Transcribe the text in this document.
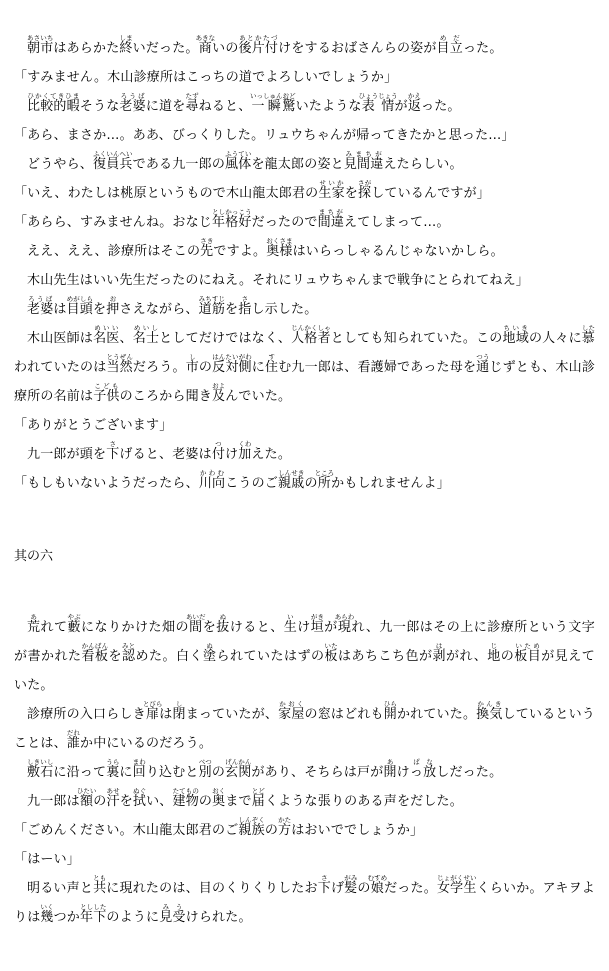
朝市あさいちはあらかた終しまいだった。商あきないの後片付あとかたづけをするおばさんらの姿が目立めだった。

「すみません。木山診療所はこっちの道でよろしいでしょうか」

比較的暇ひかくてきひまそうな老婆ろうばに道を尋たずねると、一瞬いっしゅん驚おどいたような表情ひょうじょうが返かえった。

「あら、まさか…。ああ、びっくりした。リュウちゃんが帰ってきたかと思った…」

どうやら、復員兵ふくいんへいである九一郎の風体ふうていを龍太郎の姿と見間違みまちがえたらしい。

「いえ、わたしは桃原というもので木山龍太郎君の生家せいかを探さがしているんですが」

「あらら、すみませんね。おなじ年格好としかっこうだったので間違まちがえてしまって…。

ええ、ええ、診療所はそこの先さきですよ。奥様おくさまはいらっしゃるんじゃないかしら。

木山先生はいい先生だったのにねえ。それにリュウちゃんまで戦争にとられてねえ」

老婆ろうばは目頭めがしらを押おさえながら、道筋みちすじを指さし示した。

木山医師は名医めいい、名士めいしとしてだけではなく、人格者じんかくしゃとしても知られていた。この地域ちいきの人々に慕したわれていたのは当然とうぜんだろう。市しの反対側はんたいがわに住すむ九一郎は、看護婦であった母を通つうじずとも、木山診療所の名前は子供こどものころから聞き及およんでいた。

「ありがとうございます」

九一郎が頭を下さげると、老婆は付つけ加くわえた。

「もしもいないようだったら、川向かわむこうのご親戚しんせきの所ところかもしれませんよ」

其の六

荒あれて藪やぶになりかけた畑の間あいだを抜ぬけると、生いけ垣がきが現あらわれ、九一郎はその上に診療所という文字が書かれた看板かんばんを認みとめた。白く塗ぬられていたはずの板いたはあちこち色が剥はがれ、地じの板目いためが見えていた。

診療所の入口らしき扉とびらは閉しまっていたが、家屋かおくの窓はどれも開ひらかれていた。換気かんきしているということは、誰だれか中にいるのだろう。

敷石しきいしに沿って裏うらに回まわり込むと別べつの玄関げんかんがあり、そちらは戸が開あけっ放ぱなしだった。

九一郎は額ひたいの汗あせを拭ぬぐい、建物たてものの奥おくまで届とどくような張りのある声をだした。

「ごめんください。木山龍太郎君のご親族しんぞくの方かたはおいででしょうか」

「はーい」

明るい声と共ともに現れたのは、目のくりくりしたお下さげ髪がみの娘むすめだった。女学生じょがくせいくらいか。アキヲよりは幾いくつか年下とししたのように見受みうけられた。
+++
All of the material above needs to be restated exactly, with no pictures.

> [WRITTEN RESPONSE]:
Transcribe the text in this document.
朝市あさいちはあらかた終しまいだった。商あきないの後片付あとかたづけをするおばさんらの姿が目立めだった。

「すみません。木山診療所はこっちの道でよろしいでしょうか」

比較的暇ひかくてきひまそうな老婆ろうばに道を尋たずねると、一瞬いっしゅん驚おどいたような表情ひょうじょうが返かえった。

「あら、まさか…。ああ、びっくりした。リュウちゃんが帰ってきたかと思った…」

どうやら、復員兵ふくいんへいである九一郎の風体ふうていを龍太郎の姿と見間違みまちがえたらしい。

「いえ、わたしは桃原というもので木山龍太郎君の生家せいかを探さがしているんですが」

「あらら、すみませんね。おなじ年格好としかっこうだったので間違まちがえてしまって…。

ええ、ええ、診療所はそこの先さきですよ。奥様おくさまはいらっしゃるんじゃないかしら。

木山先生はいい先生だったのにねえ。それにリュウちゃんまで戦争にとられてねえ」

老婆ろうばは目頭めがしらを押おさえながら、道筋みちすじを指さし示した。

木山医師は名医めいい、名士めいしとしてだけではなく、人格者じんかくしゃとしても知られていた。この地域ちいきの人々に慕したわれていたのは当然とうぜんだろう。市しの反対側はんたいがわに住すむ九一郎は、看護婦であった母を通つうじずとも、木山診療所の名前は子供こどものころから聞き及およんでいた。

「ありがとうございます」

九一郎が頭を下さげると、老婆は付つけ加くわえた。

「もしもいないようだったら、川向かわむこうのご親戚しんせきの所ところかもしれませんよ」

其の六

荒あれて藪やぶになりかけた畑の間あいだを抜ぬけると、生いけ垣がきが現あらわれ、九一郎はその上に診療所という文字が書かれた看板かんばんを認みとめた。白く塗ぬられていたはずの板いたはあちこち色が剥はがれ、地じの板目いためが見えていた。

診療所の入口らしき扉とびらは閉しまっていたが、家屋かおくの窓はどれも開ひらかれていた。換気かんきしているということは、誰だれか中にいるのだろう。

敷石しきいしに沿って裏うらに回まわり込むと別べつの玄関げんかんがあり、そちらは戸が開あけっ放ぱなしだった。

九一郎は額ひたいの汗あせを拭ぬぐい、建物たてものの奥おくまで届とどくような張りのある声をだした。

「ごめんください。木山龍太郎君のご親族しんぞくの方かたはおいででしょうか」

「はーい」

明るい声と共ともに現れたのは、目のくりくりしたお下さげ髪がみの娘むすめだった。女学生じょがくせいくらいか。アキヲよりは幾いくつか年下とししたのように見受みうけられた。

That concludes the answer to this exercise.